Quote, verbatim, all material below, without pictures.

----------------

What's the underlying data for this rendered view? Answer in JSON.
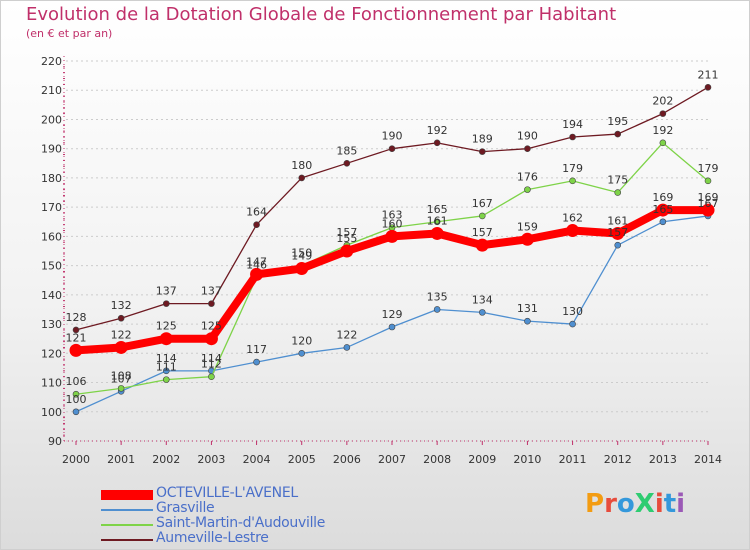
{
  "header": {
    "title": "Evolution de la Dotation Globale de Fonctionnement par Habitant",
    "subtitle": "(en € et par an)"
  },
  "logo": {
    "text": "ProXiti",
    "colors": [
      "#f39c12",
      "#e74c3c",
      "#3498db",
      "#2ecc71",
      "#e74c3c",
      "#3498db",
      "#9b59b6"
    ]
  },
  "chart_data": {
    "type": "line",
    "title": "Evolution de la Dotation Globale de Fonctionnement par Habitant",
    "subtitle": "(en € et par an)",
    "xlabel": "",
    "ylabel": "",
    "x": [
      "2000",
      "2001",
      "2002",
      "2003",
      "2004",
      "2005",
      "2006",
      "2007",
      "2008",
      "2009",
      "2010",
      "2011",
      "2012",
      "2013",
      "2014"
    ],
    "yticks": [
      "90",
      "100",
      "110",
      "120",
      "130",
      "140",
      "150",
      "160",
      "170",
      "180",
      "190",
      "200",
      "210",
      "220"
    ],
    "ylim": [
      90,
      220
    ],
    "grid": "horizontal dashed",
    "legend_position": "bottom-left",
    "series": [
      {
        "name": "OCTEVILLE-L'AVENEL",
        "color": "#ff0000",
        "emphasis": true,
        "values": [
          121,
          122,
          125,
          125,
          147,
          149,
          155,
          160,
          161,
          157,
          159,
          162,
          161,
          169,
          169
        ],
        "labels": [
          "121",
          "122",
          "125",
          "125",
          "147",
          "149",
          "155",
          "160",
          "161",
          "157",
          "159",
          "162",
          "161",
          "169",
          "169"
        ]
      },
      {
        "name": "Grasville",
        "color": "#4f8fd0",
        "emphasis": false,
        "values": [
          100,
          107,
          114,
          114,
          117,
          120,
          122,
          129,
          135,
          134,
          131,
          130,
          157,
          165,
          167
        ],
        "labels": [
          "100",
          "107",
          "114",
          "114",
          "117",
          "120",
          "122",
          "129",
          "135",
          "134",
          "131",
          "130",
          "157",
          "165",
          "167"
        ]
      },
      {
        "name": "Saint-Martin-d'Audouville",
        "color": "#7ed348",
        "emphasis": false,
        "values": [
          106,
          108,
          111,
          112,
          146,
          150,
          157,
          163,
          165,
          167,
          176,
          179,
          175,
          192,
          179
        ],
        "labels": [
          "106",
          "108",
          "111",
          "112",
          "146",
          "150",
          "157",
          "163",
          "165",
          "167",
          "176",
          "179",
          "175",
          "192",
          "179"
        ]
      },
      {
        "name": "Aumeville-Lestre",
        "color": "#6e1a22",
        "emphasis": false,
        "values": [
          128,
          132,
          137,
          137,
          164,
          180,
          185,
          190,
          192,
          189,
          190,
          194,
          195,
          202,
          211
        ],
        "labels": [
          "128",
          "132",
          "137",
          "137",
          "164",
          "180",
          "185",
          "190",
          "192",
          "189",
          "190",
          "194",
          "195",
          "202",
          "211"
        ]
      }
    ]
  }
}
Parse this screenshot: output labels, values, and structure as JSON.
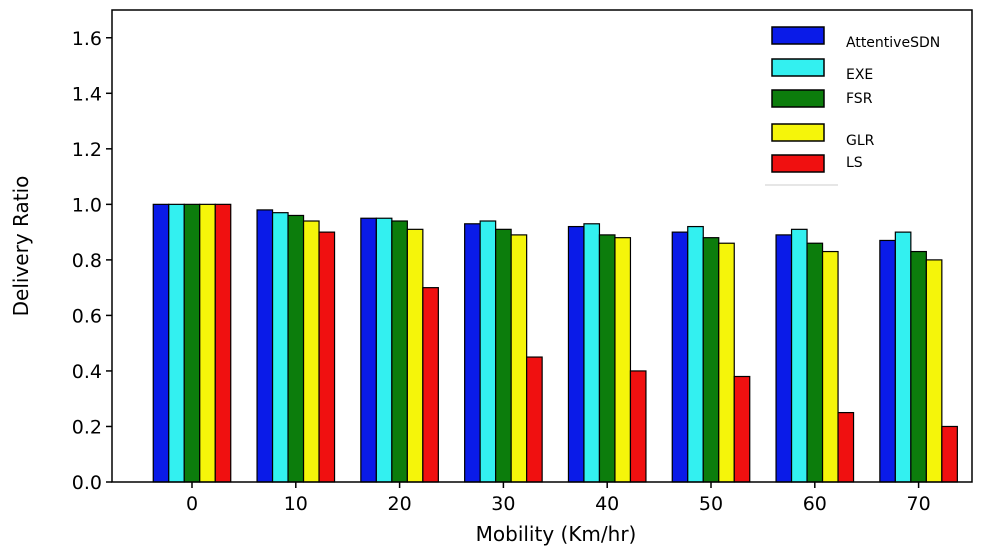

----------------

◆ **Complete output**
What's the underlying data for this rendered view? Answer in JSON.
{
  "header": {
    "title": "Evolution de la Dotation Globale de Fonctionnement par Habitant",
    "subtitle": "(en € et par an)"
  },
  "logo": {
    "text": "ProXiti",
    "colors": [
      "#f39c12",
      "#e74c3c",
      "#3498db",
      "#2ecc71",
      "#e74c3c",
      "#3498db",
      "#9b59b6"
    ]
  },
  "chart_data": {
    "type": "line",
    "title": "Evolution de la Dotation Globale de Fonctionnement par Habitant",
    "subtitle": "(en € et par an)",
    "xlabel": "",
    "ylabel": "",
    "x": [
      "2000",
      "2001",
      "2002",
      "2003",
      "2004",
      "2005",
      "2006",
      "2007",
      "2008",
      "2009",
      "2010",
      "2011",
      "2012",
      "2013",
      "2014"
    ],
    "yticks": [
      "90",
      "100",
      "110",
      "120",
      "130",
      "140",
      "150",
      "160",
      "170",
      "180",
      "190",
      "200",
      "210",
      "220"
    ],
    "ylim": [
      90,
      220
    ],
    "grid": "horizontal dashed",
    "legend_position": "bottom-left",
    "series": [
      {
        "name": "OCTEVILLE-L'AVENEL",
        "color": "#ff0000",
        "emphasis": true,
        "values": [
          121,
          122,
          125,
          125,
          147,
          149,
          155,
          160,
          161,
          157,
          159,
          162,
          161,
          169,
          169
        ],
        "labels": [
          "121",
          "122",
          "125",
          "125",
          "147",
          "149",
          "155",
          "160",
          "161",
          "157",
          "159",
          "162",
          "161",
          "169",
          "169"
        ]
      },
      {
        "name": "Grasville",
        "color": "#4f8fd0",
        "emphasis": false,
        "values": [
          100,
          107,
          114,
          114,
          117,
          120,
          122,
          129,
          135,
          134,
          131,
          130,
          157,
          165,
          167
        ],
        "labels": [
          "100",
          "107",
          "114",
          "114",
          "117",
          "120",
          "122",
          "129",
          "135",
          "134",
          "131",
          "130",
          "157",
          "165",
          "167"
        ]
      },
      {
        "name": "Saint-Martin-d'Audouville",
        "color": "#7ed348",
        "emphasis": false,
        "values": [
          106,
          108,
          111,
          112,
          146,
          150,
          157,
          163,
          165,
          167,
          176,
          179,
          175,
          192,
          179
        ],
        "labels": [
          "106",
          "108",
          "111",
          "112",
          "146",
          "150",
          "157",
          "163",
          "165",
          "167",
          "176",
          "179",
          "175",
          "192",
          "179"
        ]
      },
      {
        "name": "Aumeville-Lestre",
        "color": "#6e1a22",
        "emphasis": false,
        "values": [
          128,
          132,
          137,
          137,
          164,
          180,
          185,
          190,
          192,
          189,
          190,
          194,
          195,
          202,
          211
        ],
        "labels": [
          "128",
          "132",
          "137",
          "137",
          "164",
          "180",
          "185",
          "190",
          "192",
          "189",
          "190",
          "194",
          "195",
          "202",
          "211"
        ]
      }
    ]
  }
}
Parse this screenshot: output labels, values, and structure as JSON.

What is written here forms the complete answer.